Data shown:
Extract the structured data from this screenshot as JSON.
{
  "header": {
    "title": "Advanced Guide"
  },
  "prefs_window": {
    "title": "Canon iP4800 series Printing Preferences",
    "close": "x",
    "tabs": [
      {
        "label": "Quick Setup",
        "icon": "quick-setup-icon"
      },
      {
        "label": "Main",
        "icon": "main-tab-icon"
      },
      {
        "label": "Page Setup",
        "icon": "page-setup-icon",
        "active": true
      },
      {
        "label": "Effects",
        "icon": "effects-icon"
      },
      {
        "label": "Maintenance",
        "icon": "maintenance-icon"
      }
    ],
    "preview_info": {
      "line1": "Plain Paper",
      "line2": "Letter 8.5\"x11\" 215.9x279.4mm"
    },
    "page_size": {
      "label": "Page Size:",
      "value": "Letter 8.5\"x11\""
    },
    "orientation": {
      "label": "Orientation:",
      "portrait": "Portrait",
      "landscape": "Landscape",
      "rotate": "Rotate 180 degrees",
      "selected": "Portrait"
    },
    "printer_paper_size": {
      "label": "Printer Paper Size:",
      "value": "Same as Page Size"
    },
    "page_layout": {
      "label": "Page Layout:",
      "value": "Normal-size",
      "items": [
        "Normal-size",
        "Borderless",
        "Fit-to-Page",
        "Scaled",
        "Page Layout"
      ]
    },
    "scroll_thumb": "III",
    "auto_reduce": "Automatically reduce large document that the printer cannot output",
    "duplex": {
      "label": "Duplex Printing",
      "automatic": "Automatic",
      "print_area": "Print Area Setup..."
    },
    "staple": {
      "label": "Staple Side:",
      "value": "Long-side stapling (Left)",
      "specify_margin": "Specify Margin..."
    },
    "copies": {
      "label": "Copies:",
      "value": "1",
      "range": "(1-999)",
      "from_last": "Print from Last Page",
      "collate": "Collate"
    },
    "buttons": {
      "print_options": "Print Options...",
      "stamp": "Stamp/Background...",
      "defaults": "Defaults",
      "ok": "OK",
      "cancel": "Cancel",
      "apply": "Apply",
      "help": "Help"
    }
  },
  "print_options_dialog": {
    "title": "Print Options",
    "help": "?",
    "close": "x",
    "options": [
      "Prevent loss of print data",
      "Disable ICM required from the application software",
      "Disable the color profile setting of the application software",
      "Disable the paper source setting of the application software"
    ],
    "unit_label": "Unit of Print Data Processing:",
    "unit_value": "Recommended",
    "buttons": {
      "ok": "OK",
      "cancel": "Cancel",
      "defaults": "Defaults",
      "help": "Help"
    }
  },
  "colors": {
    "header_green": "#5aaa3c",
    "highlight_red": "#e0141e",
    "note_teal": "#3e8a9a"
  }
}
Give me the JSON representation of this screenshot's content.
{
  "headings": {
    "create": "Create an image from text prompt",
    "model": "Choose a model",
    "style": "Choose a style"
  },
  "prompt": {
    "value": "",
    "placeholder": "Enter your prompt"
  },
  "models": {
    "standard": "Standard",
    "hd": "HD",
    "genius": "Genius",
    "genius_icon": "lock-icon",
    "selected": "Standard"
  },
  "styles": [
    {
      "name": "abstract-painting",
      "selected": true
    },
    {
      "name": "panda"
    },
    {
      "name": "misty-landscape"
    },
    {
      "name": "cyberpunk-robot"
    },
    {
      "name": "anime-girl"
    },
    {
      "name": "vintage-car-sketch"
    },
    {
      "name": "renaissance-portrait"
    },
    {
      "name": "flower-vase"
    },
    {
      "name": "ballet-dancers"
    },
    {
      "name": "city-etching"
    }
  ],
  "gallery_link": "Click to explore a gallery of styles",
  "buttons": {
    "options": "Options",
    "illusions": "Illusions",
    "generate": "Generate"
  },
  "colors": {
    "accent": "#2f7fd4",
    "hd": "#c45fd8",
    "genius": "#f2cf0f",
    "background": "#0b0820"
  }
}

Problem statement: Across the entries above, how many lines contain "selected"? Provide only the count.

Expected answer: 3